* _Task goal_
Here are some records; copy every line that holds the word "false".

* _Available data_
::::

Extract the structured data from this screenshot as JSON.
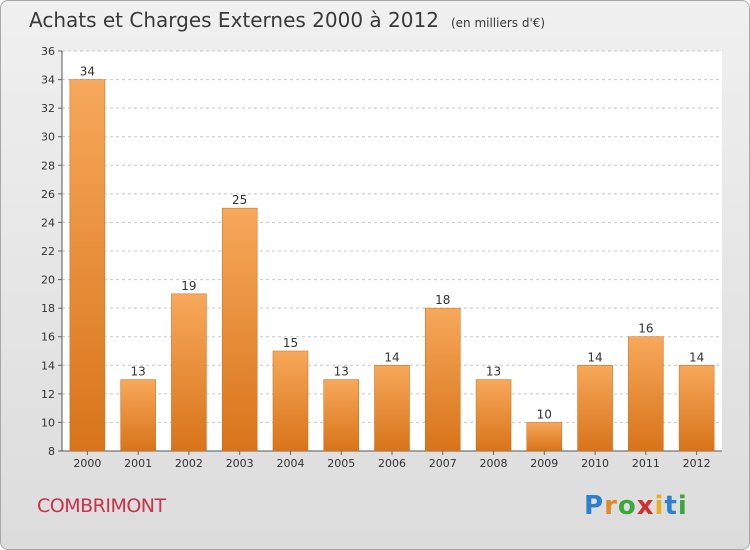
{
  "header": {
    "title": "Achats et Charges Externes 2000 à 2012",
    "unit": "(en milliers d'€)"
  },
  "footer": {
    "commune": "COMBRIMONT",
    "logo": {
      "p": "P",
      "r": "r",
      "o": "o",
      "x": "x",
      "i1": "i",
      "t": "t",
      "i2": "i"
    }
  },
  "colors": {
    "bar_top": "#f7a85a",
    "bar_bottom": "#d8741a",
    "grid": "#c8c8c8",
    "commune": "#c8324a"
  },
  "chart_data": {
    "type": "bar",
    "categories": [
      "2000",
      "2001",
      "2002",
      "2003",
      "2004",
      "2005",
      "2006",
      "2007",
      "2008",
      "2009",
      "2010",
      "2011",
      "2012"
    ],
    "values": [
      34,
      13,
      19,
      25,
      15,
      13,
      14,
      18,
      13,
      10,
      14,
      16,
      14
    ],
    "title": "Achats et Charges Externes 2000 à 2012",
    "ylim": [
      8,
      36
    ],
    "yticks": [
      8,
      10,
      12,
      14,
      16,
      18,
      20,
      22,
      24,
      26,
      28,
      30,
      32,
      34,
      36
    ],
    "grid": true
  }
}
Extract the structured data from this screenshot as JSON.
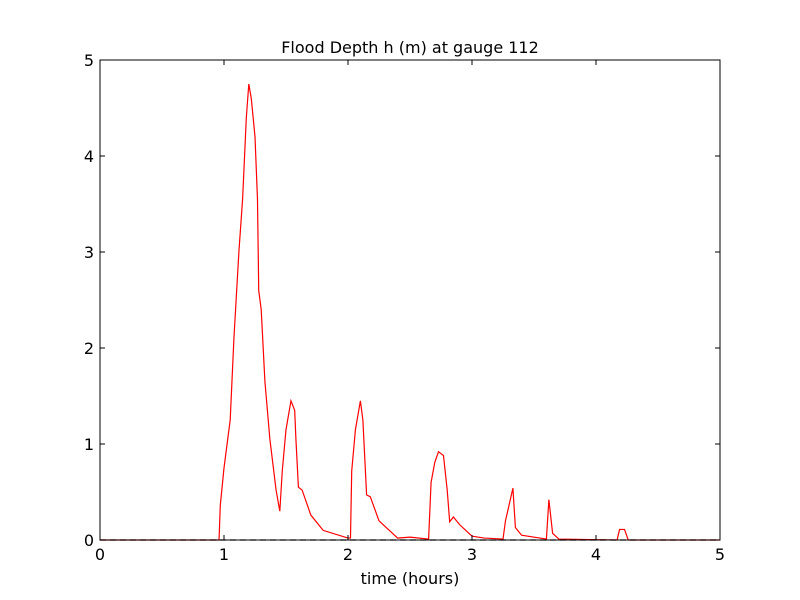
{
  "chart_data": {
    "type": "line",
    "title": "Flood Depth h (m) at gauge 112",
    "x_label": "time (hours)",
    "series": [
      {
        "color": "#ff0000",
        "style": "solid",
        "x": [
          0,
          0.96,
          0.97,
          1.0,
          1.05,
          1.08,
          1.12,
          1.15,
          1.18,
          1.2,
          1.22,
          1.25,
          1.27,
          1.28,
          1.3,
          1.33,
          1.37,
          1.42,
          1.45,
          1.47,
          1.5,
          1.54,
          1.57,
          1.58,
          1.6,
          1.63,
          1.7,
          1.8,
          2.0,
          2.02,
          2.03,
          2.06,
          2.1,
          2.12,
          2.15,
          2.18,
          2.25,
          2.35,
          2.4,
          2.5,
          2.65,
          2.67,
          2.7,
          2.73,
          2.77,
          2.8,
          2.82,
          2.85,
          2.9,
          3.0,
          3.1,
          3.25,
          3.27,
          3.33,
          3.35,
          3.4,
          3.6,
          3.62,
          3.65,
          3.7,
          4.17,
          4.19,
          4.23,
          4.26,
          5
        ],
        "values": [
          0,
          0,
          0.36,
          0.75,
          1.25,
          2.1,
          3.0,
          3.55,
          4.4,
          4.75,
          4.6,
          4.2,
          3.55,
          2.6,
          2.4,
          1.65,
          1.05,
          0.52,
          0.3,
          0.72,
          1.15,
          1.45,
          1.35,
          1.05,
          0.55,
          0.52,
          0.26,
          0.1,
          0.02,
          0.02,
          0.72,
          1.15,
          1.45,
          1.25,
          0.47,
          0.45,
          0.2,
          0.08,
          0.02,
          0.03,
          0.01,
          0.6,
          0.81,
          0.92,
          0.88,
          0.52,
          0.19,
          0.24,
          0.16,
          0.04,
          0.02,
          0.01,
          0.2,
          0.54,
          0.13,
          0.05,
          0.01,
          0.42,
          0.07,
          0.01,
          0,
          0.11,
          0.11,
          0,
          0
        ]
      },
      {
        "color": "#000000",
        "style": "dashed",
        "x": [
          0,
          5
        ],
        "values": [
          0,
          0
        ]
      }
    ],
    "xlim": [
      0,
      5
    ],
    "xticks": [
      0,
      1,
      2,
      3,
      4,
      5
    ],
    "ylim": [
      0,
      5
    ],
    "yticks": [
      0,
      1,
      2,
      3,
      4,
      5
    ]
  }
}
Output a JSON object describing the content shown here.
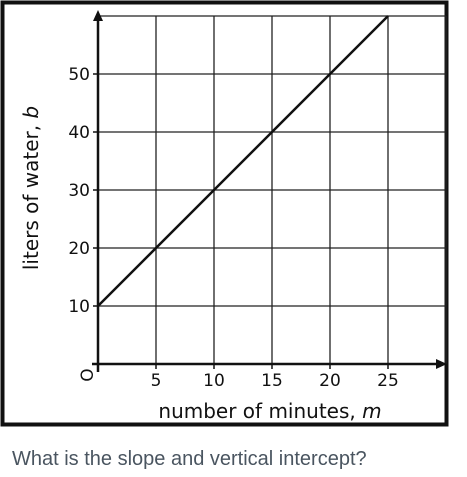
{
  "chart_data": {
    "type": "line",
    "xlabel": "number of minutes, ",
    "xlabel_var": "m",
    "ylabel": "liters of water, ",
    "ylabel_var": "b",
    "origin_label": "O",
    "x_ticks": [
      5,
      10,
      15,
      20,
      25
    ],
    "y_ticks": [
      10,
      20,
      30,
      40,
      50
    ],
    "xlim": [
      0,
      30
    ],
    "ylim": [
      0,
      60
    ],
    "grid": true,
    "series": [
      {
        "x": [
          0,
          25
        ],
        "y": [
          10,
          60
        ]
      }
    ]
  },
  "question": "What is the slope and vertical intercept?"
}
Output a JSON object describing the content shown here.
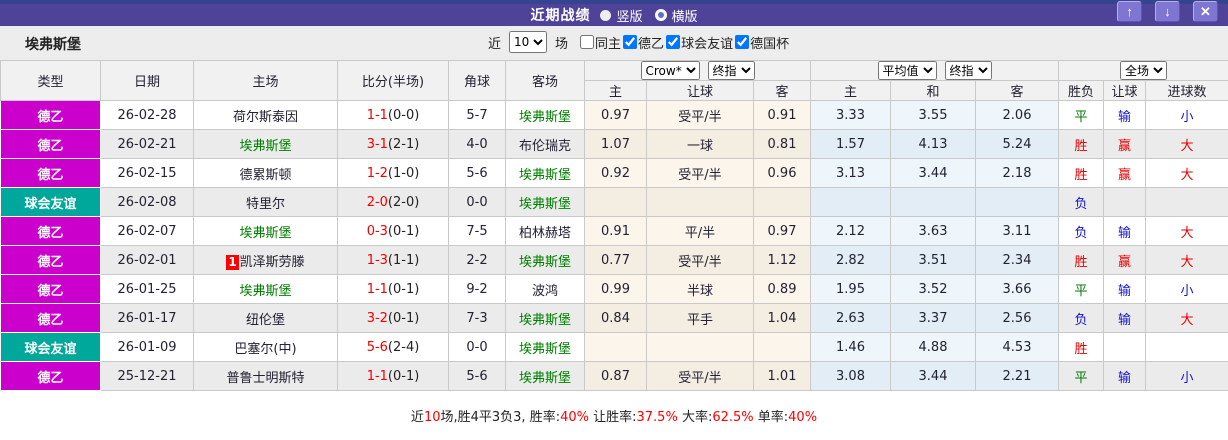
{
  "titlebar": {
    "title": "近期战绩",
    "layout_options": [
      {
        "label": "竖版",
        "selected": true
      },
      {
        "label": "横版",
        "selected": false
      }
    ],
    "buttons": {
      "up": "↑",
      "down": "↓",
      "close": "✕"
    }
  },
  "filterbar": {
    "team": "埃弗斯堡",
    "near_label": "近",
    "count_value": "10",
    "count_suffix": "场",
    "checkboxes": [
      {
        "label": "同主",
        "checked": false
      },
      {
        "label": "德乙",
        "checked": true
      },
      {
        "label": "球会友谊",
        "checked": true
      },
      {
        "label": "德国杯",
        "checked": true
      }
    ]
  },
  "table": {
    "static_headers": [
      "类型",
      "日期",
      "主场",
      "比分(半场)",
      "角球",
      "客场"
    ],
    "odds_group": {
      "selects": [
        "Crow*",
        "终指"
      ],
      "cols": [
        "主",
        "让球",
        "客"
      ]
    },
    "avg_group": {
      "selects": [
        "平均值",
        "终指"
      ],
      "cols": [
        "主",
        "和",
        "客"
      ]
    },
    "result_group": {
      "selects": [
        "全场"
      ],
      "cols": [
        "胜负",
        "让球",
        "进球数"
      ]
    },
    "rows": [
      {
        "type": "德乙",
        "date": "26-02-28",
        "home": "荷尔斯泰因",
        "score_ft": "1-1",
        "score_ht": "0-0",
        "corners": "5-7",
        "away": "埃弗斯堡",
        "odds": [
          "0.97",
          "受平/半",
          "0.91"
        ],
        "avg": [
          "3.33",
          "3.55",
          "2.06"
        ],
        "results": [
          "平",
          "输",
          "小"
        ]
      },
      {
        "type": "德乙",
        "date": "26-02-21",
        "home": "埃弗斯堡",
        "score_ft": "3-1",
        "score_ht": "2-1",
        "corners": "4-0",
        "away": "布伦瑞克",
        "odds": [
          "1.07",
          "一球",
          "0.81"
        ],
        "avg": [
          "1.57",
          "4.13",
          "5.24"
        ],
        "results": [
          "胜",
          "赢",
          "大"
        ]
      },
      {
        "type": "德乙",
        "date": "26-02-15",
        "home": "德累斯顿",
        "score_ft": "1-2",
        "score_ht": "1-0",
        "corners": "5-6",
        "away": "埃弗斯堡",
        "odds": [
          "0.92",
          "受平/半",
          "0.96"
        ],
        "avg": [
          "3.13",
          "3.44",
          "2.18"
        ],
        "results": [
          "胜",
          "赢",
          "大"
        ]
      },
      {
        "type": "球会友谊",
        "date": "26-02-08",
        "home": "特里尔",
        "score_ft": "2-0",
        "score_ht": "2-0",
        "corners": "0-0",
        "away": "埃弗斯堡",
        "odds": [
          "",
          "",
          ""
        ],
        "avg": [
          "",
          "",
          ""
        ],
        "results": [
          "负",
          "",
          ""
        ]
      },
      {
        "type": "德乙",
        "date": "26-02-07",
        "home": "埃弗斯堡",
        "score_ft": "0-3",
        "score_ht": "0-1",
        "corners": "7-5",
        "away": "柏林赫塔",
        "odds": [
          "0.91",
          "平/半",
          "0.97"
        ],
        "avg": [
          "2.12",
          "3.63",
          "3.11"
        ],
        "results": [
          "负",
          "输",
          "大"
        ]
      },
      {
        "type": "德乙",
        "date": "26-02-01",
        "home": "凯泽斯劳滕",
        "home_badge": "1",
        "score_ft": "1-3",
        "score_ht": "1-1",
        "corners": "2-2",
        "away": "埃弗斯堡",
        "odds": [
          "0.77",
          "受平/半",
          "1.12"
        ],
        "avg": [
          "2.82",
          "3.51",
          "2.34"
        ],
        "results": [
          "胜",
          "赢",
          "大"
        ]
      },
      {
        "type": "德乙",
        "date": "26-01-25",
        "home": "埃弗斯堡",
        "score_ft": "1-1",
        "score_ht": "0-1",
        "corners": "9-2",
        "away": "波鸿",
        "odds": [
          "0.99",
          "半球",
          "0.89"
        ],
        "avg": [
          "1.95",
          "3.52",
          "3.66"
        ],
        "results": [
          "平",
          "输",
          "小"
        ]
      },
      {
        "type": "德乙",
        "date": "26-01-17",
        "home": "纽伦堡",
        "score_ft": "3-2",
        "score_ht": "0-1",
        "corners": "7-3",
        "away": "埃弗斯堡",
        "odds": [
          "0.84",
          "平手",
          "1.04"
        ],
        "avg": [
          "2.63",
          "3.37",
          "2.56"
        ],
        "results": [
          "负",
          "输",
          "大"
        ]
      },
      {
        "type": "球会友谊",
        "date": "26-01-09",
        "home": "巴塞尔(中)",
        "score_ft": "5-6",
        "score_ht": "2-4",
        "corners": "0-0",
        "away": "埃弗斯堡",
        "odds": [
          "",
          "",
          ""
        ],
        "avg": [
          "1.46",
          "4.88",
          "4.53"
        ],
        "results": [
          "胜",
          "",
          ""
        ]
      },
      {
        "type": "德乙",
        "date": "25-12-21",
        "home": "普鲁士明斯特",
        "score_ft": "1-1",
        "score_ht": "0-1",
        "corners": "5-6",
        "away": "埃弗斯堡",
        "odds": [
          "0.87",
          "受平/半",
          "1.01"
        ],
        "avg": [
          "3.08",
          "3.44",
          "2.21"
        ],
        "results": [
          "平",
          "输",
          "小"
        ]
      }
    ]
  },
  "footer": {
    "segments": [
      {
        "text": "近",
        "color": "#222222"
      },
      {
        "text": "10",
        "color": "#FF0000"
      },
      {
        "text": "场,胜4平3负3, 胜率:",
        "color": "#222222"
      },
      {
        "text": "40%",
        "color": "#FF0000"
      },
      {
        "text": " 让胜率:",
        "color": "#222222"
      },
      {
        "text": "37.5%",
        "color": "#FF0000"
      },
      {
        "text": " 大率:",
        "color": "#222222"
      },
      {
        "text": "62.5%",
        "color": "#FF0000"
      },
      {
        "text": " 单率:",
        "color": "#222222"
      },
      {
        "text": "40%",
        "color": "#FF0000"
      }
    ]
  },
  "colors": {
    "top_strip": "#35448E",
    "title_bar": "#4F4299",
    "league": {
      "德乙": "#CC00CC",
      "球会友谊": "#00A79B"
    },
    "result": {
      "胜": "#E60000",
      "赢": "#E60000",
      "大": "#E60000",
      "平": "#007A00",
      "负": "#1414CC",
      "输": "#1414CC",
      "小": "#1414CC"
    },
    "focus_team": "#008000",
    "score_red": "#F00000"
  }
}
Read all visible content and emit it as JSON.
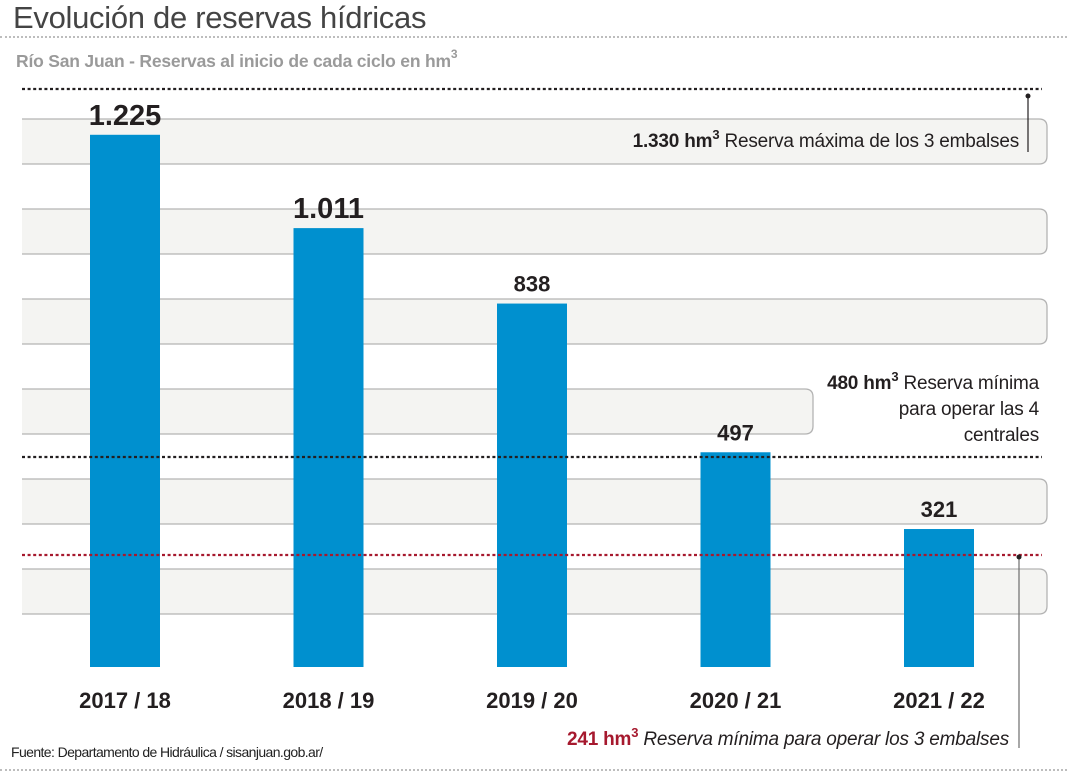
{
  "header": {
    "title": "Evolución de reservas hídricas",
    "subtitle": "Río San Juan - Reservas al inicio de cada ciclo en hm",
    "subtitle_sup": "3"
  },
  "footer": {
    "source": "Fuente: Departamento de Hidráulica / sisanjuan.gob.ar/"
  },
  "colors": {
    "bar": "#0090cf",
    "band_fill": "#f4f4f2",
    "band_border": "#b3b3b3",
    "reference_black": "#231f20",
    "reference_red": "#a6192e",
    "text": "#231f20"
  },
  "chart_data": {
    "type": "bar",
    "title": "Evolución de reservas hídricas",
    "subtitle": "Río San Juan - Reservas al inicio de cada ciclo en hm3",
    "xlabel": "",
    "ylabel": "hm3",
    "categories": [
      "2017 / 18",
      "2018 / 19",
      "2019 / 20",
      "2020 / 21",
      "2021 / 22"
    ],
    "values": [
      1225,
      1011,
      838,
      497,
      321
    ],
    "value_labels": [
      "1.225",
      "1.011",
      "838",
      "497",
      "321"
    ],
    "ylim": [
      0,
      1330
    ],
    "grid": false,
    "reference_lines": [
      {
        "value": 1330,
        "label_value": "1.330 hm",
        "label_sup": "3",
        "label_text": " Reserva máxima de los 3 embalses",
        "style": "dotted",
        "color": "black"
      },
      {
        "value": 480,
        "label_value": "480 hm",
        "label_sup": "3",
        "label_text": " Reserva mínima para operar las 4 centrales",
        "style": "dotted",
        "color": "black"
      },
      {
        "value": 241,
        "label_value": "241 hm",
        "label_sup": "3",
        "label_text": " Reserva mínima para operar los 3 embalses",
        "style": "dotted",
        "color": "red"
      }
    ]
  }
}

::::

* _Final answer_
        "selected": false
        "checked": false
    "grid": false,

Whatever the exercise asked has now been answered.